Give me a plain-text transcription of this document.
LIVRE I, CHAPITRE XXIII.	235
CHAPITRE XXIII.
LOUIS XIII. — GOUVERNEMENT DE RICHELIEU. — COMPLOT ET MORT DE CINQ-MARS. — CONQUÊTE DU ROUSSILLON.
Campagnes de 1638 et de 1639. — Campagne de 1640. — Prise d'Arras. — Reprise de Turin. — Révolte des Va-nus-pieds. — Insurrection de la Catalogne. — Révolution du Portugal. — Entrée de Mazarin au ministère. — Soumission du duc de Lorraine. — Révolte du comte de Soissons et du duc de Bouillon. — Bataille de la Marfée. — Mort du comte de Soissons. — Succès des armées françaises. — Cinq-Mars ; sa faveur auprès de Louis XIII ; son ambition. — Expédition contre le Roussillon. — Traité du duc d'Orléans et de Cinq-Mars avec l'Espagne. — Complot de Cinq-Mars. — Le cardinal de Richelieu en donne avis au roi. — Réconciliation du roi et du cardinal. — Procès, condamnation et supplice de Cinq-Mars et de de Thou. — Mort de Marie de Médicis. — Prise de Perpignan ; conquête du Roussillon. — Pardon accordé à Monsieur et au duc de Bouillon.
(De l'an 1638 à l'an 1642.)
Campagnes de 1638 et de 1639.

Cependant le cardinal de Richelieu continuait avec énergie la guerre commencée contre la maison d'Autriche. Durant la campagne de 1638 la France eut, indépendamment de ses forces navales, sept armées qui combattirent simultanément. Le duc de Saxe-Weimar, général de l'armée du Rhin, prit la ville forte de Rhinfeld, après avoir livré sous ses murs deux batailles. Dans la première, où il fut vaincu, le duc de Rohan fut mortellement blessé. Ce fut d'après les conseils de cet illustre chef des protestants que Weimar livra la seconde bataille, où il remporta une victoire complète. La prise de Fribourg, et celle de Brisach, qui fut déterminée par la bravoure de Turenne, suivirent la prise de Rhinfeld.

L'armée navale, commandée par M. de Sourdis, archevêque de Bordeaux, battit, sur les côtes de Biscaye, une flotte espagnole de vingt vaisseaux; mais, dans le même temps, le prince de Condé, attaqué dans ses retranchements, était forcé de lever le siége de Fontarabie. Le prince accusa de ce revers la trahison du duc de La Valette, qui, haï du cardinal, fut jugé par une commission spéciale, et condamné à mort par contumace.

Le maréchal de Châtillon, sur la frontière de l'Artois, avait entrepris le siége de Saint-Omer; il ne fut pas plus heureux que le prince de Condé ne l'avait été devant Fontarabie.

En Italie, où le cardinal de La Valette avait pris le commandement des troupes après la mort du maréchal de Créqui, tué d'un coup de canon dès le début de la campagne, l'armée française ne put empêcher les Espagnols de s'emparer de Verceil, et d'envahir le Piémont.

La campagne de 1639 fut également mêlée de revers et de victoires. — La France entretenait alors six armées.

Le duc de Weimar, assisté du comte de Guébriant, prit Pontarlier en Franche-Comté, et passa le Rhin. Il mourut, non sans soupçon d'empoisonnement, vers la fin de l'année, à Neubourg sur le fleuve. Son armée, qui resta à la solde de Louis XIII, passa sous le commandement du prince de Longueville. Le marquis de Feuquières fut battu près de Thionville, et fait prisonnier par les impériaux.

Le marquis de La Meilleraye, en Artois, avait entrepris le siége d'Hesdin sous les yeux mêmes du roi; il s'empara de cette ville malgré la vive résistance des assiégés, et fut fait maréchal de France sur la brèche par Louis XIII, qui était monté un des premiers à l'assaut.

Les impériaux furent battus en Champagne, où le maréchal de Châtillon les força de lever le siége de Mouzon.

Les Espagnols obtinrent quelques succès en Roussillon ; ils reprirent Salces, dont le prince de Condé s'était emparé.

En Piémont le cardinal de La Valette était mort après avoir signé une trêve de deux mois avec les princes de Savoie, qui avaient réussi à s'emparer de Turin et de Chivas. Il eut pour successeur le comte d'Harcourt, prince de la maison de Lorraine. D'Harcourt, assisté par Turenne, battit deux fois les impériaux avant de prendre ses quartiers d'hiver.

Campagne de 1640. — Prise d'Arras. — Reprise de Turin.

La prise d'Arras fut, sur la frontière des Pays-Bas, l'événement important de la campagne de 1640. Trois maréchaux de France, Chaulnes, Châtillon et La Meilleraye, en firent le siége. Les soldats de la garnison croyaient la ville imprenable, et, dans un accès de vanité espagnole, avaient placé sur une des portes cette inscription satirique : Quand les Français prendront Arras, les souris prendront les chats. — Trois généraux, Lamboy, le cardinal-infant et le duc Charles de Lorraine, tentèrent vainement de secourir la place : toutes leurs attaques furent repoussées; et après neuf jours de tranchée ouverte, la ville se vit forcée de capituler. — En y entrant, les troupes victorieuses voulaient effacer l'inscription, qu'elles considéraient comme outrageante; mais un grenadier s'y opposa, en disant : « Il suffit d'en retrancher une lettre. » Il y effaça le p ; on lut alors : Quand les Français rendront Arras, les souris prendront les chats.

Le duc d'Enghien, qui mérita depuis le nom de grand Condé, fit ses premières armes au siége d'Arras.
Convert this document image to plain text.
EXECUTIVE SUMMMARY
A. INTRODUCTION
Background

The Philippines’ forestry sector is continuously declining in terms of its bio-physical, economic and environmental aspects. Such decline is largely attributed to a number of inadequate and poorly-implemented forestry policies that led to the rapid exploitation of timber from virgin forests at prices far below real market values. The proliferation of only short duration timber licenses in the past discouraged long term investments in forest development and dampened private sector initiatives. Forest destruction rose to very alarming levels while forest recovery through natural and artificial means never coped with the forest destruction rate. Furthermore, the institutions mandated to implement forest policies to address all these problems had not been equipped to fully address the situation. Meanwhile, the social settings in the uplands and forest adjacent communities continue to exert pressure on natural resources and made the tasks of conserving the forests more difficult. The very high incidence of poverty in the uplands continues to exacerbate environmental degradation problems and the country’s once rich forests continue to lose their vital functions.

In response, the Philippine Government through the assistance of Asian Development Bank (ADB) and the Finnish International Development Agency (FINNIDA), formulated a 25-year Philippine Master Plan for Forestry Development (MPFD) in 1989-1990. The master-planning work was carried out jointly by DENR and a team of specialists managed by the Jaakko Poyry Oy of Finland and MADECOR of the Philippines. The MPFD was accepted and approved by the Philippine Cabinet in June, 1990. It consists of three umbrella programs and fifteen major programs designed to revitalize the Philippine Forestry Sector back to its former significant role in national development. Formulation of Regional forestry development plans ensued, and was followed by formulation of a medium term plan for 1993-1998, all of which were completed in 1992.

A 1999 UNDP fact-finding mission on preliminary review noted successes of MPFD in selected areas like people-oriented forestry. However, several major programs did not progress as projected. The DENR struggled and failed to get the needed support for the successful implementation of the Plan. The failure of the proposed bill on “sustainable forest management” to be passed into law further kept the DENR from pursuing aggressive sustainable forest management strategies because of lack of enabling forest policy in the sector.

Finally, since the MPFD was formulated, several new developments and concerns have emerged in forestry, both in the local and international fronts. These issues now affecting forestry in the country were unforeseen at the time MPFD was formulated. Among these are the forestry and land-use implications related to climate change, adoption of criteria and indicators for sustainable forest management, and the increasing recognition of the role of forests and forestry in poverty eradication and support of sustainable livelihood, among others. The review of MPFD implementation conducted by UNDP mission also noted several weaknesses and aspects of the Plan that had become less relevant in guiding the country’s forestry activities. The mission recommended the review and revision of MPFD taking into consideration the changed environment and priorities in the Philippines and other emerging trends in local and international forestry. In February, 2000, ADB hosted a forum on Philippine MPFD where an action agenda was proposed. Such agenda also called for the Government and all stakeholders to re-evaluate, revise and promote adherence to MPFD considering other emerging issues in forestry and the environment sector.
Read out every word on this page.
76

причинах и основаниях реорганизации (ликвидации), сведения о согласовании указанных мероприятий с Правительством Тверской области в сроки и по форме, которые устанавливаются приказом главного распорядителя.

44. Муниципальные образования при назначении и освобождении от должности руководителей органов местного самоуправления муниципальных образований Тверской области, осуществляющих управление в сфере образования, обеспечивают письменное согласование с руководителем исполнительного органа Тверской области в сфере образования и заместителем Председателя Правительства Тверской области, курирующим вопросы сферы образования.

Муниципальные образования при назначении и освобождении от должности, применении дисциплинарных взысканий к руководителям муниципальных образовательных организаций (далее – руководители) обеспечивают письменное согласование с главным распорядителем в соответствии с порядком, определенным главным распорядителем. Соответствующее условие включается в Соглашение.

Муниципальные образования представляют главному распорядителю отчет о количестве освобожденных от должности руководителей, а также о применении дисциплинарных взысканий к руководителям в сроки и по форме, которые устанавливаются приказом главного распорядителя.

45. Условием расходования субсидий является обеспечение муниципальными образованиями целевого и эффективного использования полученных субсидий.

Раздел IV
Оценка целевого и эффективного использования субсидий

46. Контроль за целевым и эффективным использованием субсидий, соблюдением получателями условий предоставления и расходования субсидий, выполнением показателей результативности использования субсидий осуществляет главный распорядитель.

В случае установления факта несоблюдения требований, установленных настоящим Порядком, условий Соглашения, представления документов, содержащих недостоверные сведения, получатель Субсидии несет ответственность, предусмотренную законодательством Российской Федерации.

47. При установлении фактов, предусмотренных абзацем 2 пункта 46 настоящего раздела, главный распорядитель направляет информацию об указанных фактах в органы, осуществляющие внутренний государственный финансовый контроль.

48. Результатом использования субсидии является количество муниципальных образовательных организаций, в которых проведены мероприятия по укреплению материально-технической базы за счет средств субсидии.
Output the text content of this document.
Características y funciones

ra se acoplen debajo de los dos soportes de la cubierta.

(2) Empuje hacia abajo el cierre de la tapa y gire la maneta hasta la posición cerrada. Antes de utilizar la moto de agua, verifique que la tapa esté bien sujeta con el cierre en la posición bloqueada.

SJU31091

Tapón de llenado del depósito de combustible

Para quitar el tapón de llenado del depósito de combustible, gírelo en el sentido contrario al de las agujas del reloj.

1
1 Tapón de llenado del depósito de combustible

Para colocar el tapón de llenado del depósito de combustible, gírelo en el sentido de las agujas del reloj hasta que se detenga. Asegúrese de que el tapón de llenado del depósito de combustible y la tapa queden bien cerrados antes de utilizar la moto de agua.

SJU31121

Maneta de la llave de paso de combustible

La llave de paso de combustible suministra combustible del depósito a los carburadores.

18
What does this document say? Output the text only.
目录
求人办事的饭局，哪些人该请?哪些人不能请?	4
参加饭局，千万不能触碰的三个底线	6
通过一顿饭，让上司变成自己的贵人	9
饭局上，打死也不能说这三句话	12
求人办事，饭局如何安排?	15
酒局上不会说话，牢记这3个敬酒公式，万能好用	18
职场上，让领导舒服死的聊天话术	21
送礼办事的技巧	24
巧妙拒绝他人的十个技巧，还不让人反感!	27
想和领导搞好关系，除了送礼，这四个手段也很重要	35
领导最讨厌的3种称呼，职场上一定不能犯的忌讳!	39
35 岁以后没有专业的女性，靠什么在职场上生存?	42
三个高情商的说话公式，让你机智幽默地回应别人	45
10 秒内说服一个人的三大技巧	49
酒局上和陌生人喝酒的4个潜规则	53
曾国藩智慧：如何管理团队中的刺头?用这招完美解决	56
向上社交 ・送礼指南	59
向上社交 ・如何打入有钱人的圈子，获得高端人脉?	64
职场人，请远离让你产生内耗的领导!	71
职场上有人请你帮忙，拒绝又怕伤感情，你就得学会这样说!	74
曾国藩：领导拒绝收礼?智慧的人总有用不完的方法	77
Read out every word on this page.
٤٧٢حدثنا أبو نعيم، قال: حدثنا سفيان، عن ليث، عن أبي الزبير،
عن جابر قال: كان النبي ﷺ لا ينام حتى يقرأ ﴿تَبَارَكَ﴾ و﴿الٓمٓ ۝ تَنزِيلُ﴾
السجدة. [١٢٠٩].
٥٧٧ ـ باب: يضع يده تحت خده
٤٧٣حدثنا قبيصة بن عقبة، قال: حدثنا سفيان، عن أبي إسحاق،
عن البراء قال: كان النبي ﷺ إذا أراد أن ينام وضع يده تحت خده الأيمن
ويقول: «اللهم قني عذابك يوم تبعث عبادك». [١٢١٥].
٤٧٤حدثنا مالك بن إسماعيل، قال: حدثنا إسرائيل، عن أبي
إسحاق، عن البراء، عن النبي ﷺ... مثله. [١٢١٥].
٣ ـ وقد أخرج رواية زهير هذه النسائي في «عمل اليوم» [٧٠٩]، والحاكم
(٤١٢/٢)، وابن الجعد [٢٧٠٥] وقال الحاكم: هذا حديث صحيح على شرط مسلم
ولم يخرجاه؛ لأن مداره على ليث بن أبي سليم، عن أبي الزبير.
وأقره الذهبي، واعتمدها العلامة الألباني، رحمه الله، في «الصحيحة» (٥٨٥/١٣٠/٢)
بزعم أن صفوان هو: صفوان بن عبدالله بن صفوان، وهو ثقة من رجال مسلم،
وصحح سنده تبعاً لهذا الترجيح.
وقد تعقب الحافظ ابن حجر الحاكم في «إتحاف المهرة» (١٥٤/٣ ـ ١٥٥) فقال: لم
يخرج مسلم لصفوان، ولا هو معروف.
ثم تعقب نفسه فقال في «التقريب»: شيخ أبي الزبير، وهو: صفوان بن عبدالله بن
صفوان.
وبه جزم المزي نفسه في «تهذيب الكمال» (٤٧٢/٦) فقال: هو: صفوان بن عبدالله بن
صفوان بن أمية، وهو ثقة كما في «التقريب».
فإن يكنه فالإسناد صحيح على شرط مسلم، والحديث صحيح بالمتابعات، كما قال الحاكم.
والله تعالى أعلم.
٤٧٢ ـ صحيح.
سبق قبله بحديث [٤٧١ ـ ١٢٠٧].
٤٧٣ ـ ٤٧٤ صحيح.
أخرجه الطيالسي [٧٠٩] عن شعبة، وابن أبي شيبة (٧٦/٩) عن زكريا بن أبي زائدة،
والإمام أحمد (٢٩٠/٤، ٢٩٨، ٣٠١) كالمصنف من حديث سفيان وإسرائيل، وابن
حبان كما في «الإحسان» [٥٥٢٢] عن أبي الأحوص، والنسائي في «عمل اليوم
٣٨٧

STATED TASK: Using the records above, find and show each line with the string "نفسه".

RESPONSE TO THIS TASK:
ثم تعقب نفسه فقال في «التقريب»: شيخ أبي الزبير، وهو: صفوان بن عبدالله بن
وبه جزم المزي نفسه في «تهذيب الكمال» (٤٧٢/٦) فقال: هو: صفوان بن عبدالله بن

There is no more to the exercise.